**Passage provided**
I should not have said it.

‘What?’ said he.

‘Are you finished?’

‘You expected more?’

Fury took possession of me. Oh, my dear coz, the number of times when, as a young girl, my governess and my mother told me that temper would be the ruin of me. They could not have dreamed how right they would prove to be. ‘Yes,’ I spat. ‘I expected more. Have I gone through the humiliation of pretending to resist rape, only to be disappointed by…by’ and I pointed to his shrivelled cock, now even less impressive than it had been, ‘by that?’

If my governess and my mother thought that I had a temper, they should have seen Mountbank’s! He bent down and slapped me hard across the cheek. ‘You are experienced in men, I suppose.’

‘Enough to know when I have been left unsatisfied,’ shouted I.

‘Are you, bedamm? And you are unsatisfied, are you? We must see how we can assist you with that.’ And he turned and beckoned to his groom.

The man was beside me in a moment. He wore the native costume, which is much quicker to remove than a European’s. In two seconds he was naked. His shaft stood rigid. I looked at Mountbank from where I lay.

‘At least he has the organ of a man,’ I sneered.

Mountbank spoke to him. He fell upon me. We need not dwell on the rude mechanics of the thing. I was rogered. Well. By someone who knew what he was doing and did it with efficiency.

When finally he withdrew I lay still for several moments, catching my breath. ‘Are you satisfied now?’ scowled Mountbank.

‘Yes, thank you,’ I said, mustering as much calmness as I could. ‘That will do very nicely.’ I sat up and began to dress.

Mountbank and his man moved away. Mountbank said something and the other laughed before replying. Mountbank lit a cigar.

When I was fully dressed, Mountbank came towards me. His man was hoisting the unused picnic hamper back on to his horse.

‘Where is he going with that?’ I asked. ‘We have not eaten and he has given me a hunger.’

‘I asked him whether we were the first with you,’ Mountbank said. ‘He says there is no possibility of that. My dear, I do not eat with harlots.’

We rode back in silence. Anger was dissipating, to be replaced by fear. What had I done? I was to find out soon enough.

In the second example an army officer, once again in India, writes to an old fellow-soldier to tell him about his latest adventures:

To my story. Once I had her naked, I began an assault on her arse—first with kisses and caresses and then with the full weight of my open palm. By God, old man, I spanked the woman! Do you remember that young’un who so provoked you and me with her airs? Or what we thought were her airs? As we discovered some little too late, she was the daughter of a Rural Dean and not the streetwalker we had taken her for. I do believe we’d both have been cashiered had not that trouble broken out in Rajput, and every man needed for the fray. I still would not go within twenty mile of Gloucester, even today, for fear of the Dean’s wrathful countenance. I don’t think, old chap, you should have offered to marry her off to your Company Quartermaster as a ruined girl. That only made matters worse, if you want my frank opinion.

I said at the beginning of this post that Mandrill Press requires that sex scenes be there for a purpose—that they carry the story forward. You may by now be wondering what purpose these extracts serve, so let me show you how that second one continues:

Be that as it may, I spanked the widow Marjoram with the same vigour we used on that poor victim of mistaken identity, but in this case to more gratifying effect. If I told you she had loved my ministrations beyond all imagining, I should be understating the impact I had upon her.

**Data section**
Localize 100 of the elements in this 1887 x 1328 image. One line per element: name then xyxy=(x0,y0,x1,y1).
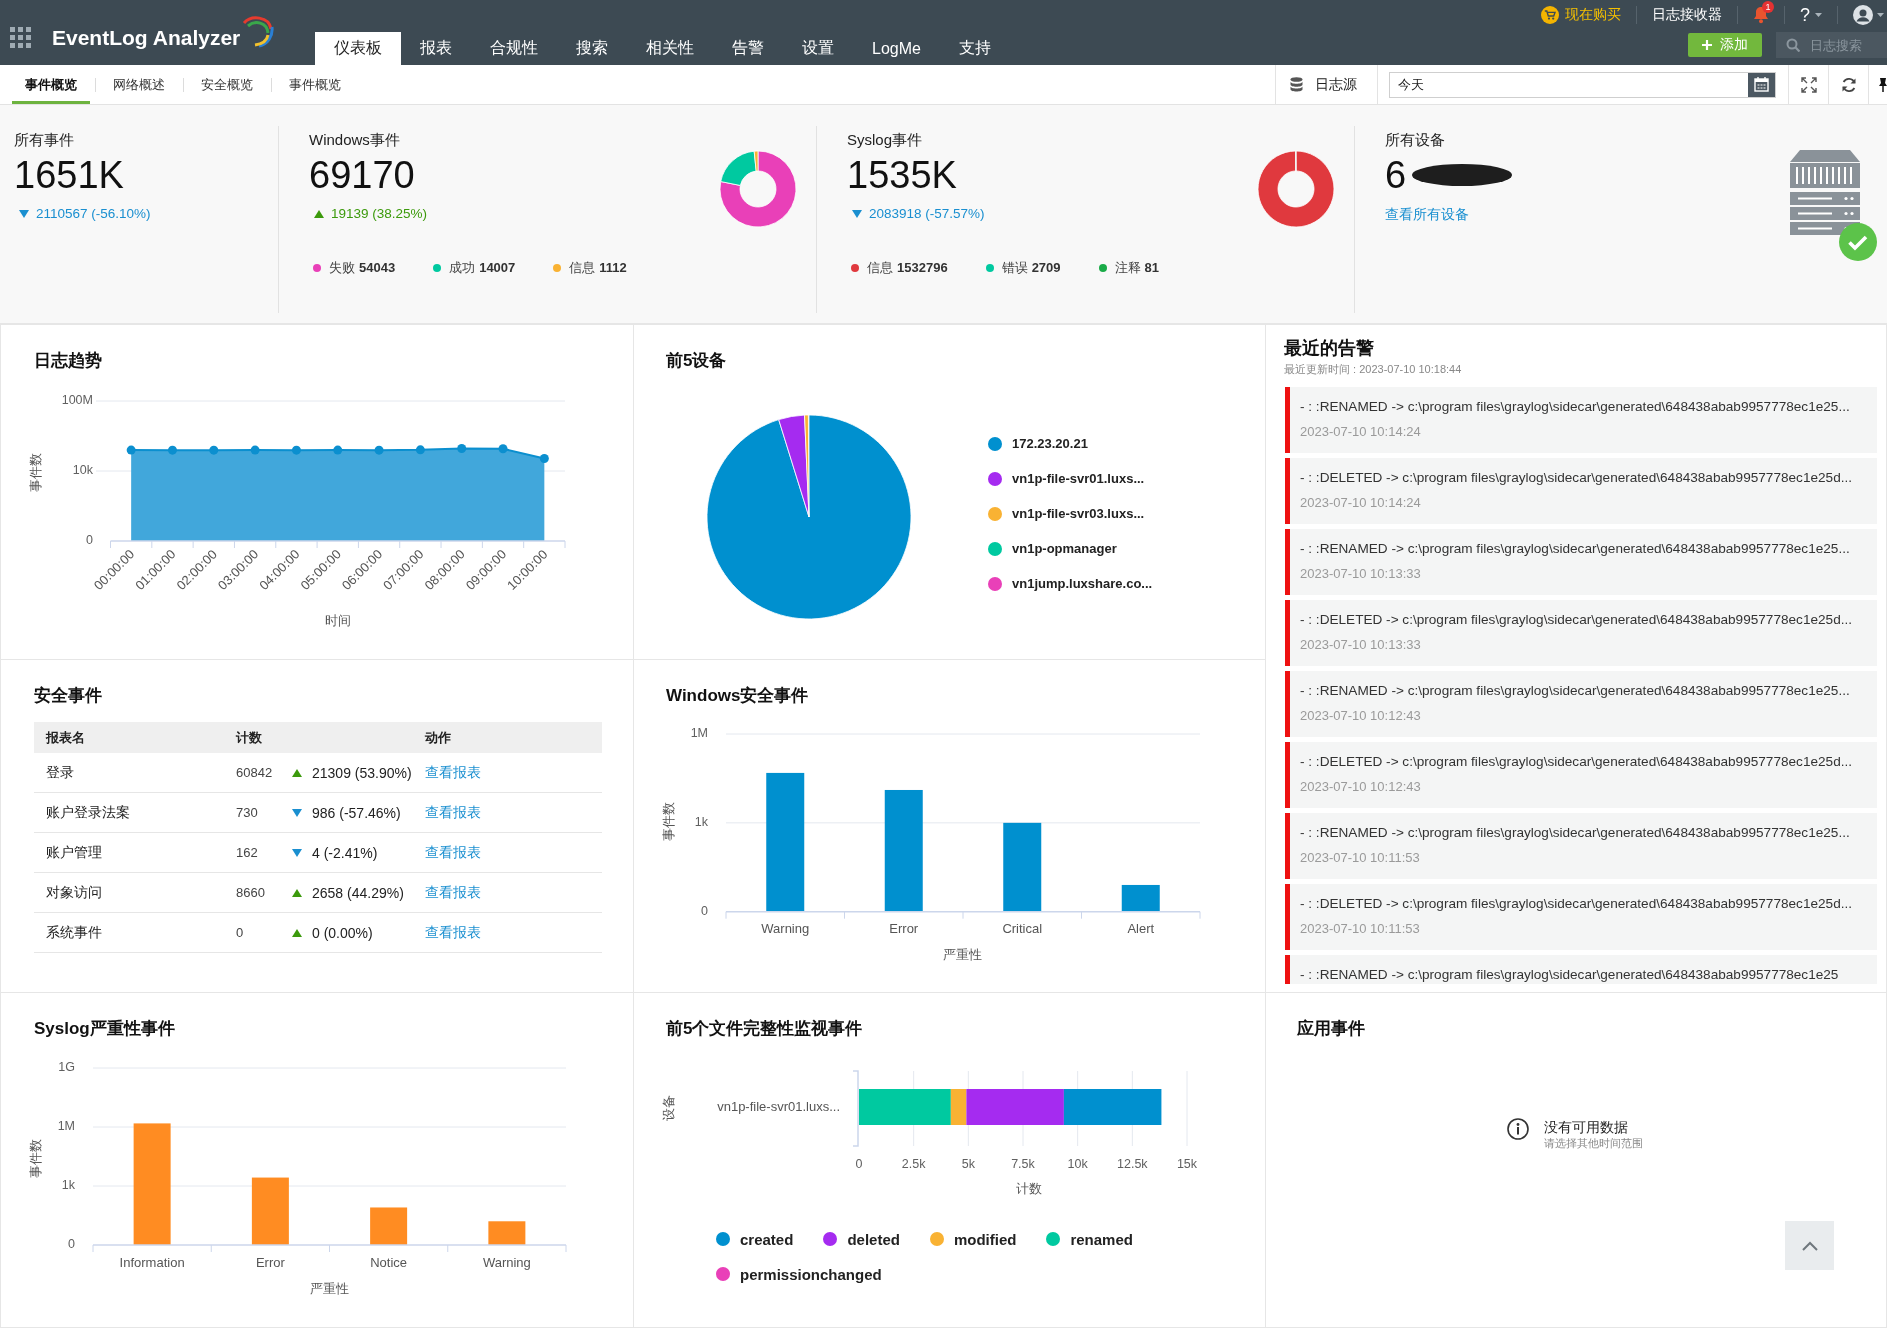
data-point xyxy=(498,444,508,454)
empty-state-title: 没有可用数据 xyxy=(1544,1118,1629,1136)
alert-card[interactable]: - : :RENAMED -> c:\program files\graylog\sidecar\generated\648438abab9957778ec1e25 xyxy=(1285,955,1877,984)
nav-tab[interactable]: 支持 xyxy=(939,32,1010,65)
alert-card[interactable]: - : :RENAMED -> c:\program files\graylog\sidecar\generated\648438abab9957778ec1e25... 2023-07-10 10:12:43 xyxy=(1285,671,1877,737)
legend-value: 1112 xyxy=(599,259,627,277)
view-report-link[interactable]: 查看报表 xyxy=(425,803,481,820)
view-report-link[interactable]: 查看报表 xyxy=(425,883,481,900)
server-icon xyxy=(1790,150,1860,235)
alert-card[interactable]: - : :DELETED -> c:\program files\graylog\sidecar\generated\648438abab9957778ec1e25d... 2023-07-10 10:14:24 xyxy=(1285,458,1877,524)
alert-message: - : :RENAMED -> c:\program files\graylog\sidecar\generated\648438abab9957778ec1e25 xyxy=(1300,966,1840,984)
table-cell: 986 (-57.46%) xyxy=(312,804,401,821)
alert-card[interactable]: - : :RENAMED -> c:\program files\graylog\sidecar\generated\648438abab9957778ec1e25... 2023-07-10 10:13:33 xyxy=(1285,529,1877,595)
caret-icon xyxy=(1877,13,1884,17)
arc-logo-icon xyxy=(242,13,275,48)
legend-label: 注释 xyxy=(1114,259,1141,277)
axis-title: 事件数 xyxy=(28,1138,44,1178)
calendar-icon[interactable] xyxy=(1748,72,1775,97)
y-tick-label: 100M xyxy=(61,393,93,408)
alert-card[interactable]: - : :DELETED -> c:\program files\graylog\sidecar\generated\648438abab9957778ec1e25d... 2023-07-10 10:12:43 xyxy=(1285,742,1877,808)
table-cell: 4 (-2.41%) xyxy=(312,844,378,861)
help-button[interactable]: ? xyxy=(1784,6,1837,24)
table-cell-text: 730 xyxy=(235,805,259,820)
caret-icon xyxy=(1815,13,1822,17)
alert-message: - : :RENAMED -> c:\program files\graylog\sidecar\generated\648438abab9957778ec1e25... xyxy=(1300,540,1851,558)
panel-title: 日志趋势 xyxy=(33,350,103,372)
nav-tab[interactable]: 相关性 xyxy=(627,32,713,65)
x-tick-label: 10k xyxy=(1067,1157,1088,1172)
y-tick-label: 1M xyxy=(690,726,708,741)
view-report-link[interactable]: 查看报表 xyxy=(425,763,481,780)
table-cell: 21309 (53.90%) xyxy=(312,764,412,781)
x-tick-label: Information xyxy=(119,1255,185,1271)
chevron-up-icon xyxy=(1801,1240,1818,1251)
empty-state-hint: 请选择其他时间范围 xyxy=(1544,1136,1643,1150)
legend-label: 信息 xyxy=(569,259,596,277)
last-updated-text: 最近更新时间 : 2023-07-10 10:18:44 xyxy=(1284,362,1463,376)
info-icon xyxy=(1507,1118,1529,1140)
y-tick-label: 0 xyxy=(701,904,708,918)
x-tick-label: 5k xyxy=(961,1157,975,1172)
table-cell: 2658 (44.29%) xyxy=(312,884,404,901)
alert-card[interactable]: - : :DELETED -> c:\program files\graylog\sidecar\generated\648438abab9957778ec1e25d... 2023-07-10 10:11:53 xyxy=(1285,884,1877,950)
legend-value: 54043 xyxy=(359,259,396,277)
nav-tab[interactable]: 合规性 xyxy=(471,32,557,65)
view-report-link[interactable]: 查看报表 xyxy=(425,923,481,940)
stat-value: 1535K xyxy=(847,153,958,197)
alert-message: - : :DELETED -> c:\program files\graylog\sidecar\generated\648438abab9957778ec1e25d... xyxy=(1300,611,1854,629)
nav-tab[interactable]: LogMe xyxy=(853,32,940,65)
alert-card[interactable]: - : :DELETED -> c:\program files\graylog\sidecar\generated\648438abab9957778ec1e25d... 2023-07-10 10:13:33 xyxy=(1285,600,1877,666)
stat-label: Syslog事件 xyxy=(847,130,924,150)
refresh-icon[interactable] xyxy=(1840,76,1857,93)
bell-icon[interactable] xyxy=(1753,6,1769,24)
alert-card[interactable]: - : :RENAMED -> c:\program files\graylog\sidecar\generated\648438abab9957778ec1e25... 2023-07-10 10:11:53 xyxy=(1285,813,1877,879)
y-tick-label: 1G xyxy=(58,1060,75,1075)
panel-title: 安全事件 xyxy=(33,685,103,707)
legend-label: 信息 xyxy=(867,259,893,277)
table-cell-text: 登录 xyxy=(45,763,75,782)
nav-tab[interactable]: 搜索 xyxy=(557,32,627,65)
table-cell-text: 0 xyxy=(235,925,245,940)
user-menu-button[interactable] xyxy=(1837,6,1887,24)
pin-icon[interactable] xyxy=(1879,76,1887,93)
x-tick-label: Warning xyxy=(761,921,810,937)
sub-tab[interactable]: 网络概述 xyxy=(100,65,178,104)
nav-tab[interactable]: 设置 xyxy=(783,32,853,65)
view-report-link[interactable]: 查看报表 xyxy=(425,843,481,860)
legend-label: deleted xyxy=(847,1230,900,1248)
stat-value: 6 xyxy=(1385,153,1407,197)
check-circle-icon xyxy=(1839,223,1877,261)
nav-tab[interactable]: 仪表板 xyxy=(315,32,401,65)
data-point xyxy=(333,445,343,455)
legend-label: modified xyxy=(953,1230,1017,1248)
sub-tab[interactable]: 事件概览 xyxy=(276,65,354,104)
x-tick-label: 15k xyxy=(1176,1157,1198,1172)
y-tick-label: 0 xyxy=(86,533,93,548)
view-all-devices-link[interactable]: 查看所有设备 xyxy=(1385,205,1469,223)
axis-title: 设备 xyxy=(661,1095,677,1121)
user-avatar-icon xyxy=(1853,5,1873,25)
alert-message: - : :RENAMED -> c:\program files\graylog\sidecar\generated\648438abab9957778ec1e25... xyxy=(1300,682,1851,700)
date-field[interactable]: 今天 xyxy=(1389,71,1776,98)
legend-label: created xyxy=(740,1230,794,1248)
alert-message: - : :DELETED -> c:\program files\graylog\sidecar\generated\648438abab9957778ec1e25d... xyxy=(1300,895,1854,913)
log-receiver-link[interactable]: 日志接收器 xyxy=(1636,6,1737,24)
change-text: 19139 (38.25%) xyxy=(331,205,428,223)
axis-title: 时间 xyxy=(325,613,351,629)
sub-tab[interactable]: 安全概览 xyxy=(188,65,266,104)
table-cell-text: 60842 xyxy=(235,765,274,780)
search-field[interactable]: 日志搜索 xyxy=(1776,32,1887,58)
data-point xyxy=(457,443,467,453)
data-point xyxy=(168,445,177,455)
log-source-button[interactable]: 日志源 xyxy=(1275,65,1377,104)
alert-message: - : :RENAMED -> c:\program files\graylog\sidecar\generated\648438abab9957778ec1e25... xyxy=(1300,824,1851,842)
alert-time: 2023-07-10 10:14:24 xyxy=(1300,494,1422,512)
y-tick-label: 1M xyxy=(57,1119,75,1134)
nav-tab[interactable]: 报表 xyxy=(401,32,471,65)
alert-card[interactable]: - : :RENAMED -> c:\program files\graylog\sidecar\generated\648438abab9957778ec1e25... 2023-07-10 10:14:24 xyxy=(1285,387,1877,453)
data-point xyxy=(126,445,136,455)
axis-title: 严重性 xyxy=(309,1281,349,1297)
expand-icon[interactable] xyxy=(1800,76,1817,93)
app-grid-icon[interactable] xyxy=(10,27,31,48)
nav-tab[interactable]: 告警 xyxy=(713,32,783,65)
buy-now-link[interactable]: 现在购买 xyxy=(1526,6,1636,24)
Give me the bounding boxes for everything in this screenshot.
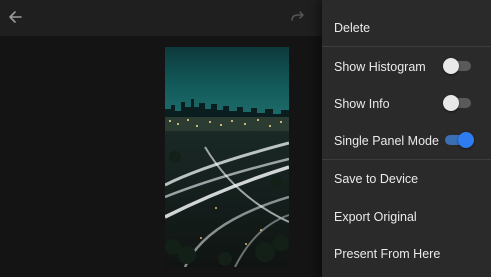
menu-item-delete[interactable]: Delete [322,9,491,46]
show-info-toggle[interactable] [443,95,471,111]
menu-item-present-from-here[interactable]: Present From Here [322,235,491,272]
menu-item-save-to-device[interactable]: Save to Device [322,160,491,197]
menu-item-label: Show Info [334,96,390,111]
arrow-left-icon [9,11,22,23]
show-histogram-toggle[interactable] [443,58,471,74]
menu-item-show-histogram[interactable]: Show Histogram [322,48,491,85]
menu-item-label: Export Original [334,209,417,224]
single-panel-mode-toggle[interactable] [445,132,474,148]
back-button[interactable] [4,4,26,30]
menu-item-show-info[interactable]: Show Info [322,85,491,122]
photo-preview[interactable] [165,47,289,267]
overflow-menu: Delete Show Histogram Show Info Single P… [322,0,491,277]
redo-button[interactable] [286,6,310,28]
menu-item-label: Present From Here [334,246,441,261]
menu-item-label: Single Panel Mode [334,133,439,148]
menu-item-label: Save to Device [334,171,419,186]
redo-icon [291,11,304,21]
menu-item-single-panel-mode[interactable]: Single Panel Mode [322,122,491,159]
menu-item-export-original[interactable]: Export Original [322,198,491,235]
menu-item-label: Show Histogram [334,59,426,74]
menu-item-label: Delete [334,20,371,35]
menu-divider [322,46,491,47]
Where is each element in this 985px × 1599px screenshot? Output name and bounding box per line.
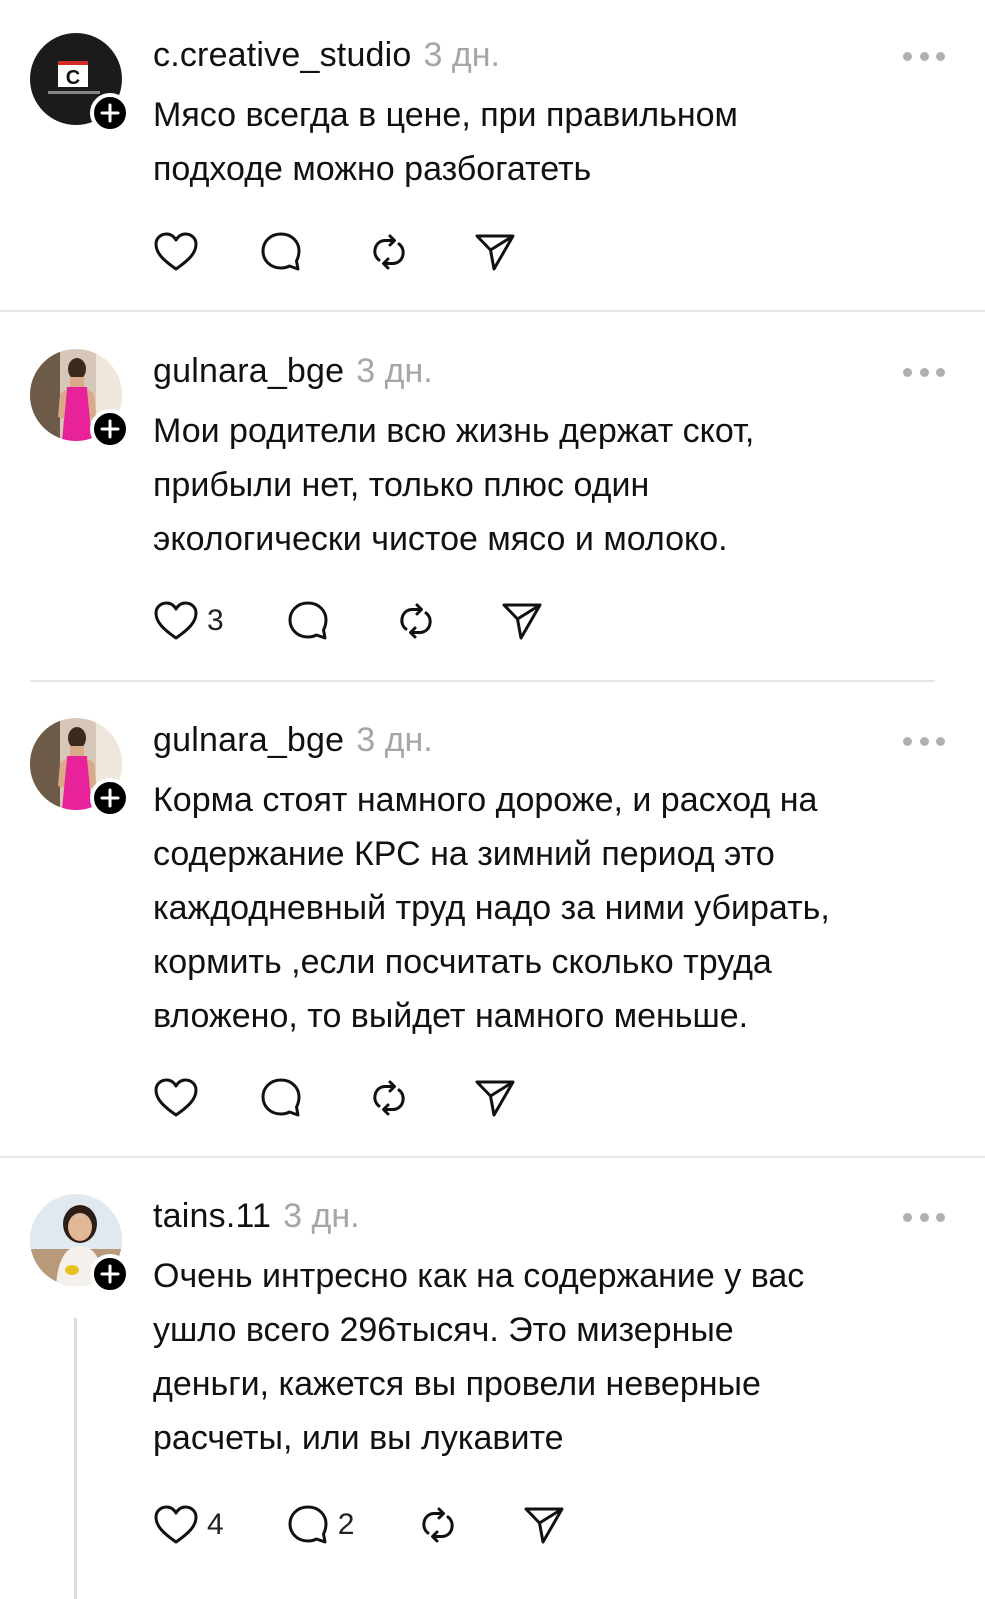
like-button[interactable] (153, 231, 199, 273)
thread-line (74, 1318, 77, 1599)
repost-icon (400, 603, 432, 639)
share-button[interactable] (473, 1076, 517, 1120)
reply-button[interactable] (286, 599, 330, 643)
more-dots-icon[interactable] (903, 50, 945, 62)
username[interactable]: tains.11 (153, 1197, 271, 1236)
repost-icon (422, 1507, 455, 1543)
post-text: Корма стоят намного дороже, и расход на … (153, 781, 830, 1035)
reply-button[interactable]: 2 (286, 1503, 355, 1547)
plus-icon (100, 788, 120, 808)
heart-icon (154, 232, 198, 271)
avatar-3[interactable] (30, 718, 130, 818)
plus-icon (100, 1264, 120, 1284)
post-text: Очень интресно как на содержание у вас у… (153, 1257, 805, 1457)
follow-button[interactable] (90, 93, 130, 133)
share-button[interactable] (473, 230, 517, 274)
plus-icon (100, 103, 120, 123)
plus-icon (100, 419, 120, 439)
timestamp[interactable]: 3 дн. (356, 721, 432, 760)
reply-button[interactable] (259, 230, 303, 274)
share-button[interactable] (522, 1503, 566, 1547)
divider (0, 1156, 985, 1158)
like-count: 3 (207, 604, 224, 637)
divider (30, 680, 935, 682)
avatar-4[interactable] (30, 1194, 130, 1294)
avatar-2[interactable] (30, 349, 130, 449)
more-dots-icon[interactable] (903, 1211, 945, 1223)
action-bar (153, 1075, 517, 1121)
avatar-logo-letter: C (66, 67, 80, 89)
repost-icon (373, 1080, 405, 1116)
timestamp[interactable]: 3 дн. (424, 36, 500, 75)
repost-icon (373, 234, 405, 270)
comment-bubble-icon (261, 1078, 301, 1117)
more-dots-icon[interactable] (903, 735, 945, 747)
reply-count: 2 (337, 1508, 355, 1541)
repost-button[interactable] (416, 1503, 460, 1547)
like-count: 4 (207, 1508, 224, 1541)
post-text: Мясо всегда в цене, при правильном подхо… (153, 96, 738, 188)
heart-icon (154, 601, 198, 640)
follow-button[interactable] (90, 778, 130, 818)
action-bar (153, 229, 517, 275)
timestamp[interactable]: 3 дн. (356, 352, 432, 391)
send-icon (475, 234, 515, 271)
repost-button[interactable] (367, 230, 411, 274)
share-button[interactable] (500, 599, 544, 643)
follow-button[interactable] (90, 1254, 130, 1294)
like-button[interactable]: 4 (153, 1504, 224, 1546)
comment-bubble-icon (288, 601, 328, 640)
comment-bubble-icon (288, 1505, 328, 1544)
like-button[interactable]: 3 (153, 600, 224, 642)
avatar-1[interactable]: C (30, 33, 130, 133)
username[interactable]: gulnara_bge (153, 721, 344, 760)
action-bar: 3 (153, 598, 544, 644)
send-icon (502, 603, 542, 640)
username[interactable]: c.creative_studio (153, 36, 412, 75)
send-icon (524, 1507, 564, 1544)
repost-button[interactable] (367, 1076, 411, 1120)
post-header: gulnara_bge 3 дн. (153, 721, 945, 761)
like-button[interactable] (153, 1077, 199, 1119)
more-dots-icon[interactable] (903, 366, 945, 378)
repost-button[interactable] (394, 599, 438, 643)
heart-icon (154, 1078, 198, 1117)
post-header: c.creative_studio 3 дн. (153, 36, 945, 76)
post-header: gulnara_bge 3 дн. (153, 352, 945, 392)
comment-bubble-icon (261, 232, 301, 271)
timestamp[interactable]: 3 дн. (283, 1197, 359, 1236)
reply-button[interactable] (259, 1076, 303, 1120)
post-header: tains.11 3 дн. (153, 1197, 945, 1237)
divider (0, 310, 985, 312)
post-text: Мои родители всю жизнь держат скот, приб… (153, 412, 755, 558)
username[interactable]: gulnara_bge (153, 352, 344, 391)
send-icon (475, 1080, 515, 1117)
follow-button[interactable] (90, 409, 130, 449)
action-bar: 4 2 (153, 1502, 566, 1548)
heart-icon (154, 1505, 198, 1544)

**Stated goal 1**
In the Mandrill Press excerpt, what does Mountbank's man load back onto his horse?
**Stated goal 2**
List every place name that appears in the Mandrill Press excerpt.
**Stated goal 3**
Pick up the Mandrill Press excerpt after its last sentence and carry it forward.
The records above come from a different source than the text.

**Exercise answer 1**
The unused picnic hamper.

**Exercise answer 2**
India, Rajput, Gloucester

**Exercise answer 3**
(Impact! I do not know how I maintain the levity of heart to make these puns. Perhaps it is the recollection of that day, or even of what was to come later with Halanda. But I think, do you know, that I have always been a fellow who saw the rosy side of life, whatever my predicament. Even being whacked at school by old Thwaites. Remember him? Even then I could still raise a laugh. And now I come to think of it, wasn’t he the chappie who said puns were the lowest possible form of wit? The man knew nothing worth knowing about humour).

Devilish good spirits were also what I was in as I beat the widow’s arse into a state of radiant scarlet. The more I beat, the more excitedly she moved in her bonds, the more scarlet became her backside, the greater my good mood waxed.

And then, of a sudden, it was over. I delivered one especially stinging slap right on the crack between those two splendid bottom cheeks and she raised herself violently from the bed as far as the cords would permit before collapsing. There could be no doubt. The woman was sated. I had brought her to a conclusion by the force of my hand.

I untied her. I stripped off the rest of my clothes and lay beside her, taking her tightly in my arms. I smothered her sweet, warm face in kisses. For a moment I regretted that we were to part, and so soon. What is love, my dear old fellow? I am not sure that I know, but I think it must be something like what I felt for my Evelyn at that moment. A combination of desire, and affection, and the wish to protect someone and keep her safe—is this love? You and I may never know; and perhaps that will be the price we pay for serving the Crown.

A warmth emanated from her. In a sort of half-swoon, she let her body press against mine and I felt that she, too, was taking refuge in the moment—that, if I could have offered my protection in the rest of her journey through life, she would have accepted it. But I was a serving officer in the British Army and that could not be. I knew it, and so did she.

She began to stir. She looked down the narrow space between us—a space she had to pull slightly back to create—and smiled. I smiled, too. Importunate, demanding, obstinate, persistent—what name would you give to a man’s tool when it needs release? Like a Ghurka’s knife, which he calls his kukri (brave fighting man, your Ghurka), once drawn it cannot be sheathed until it has been used.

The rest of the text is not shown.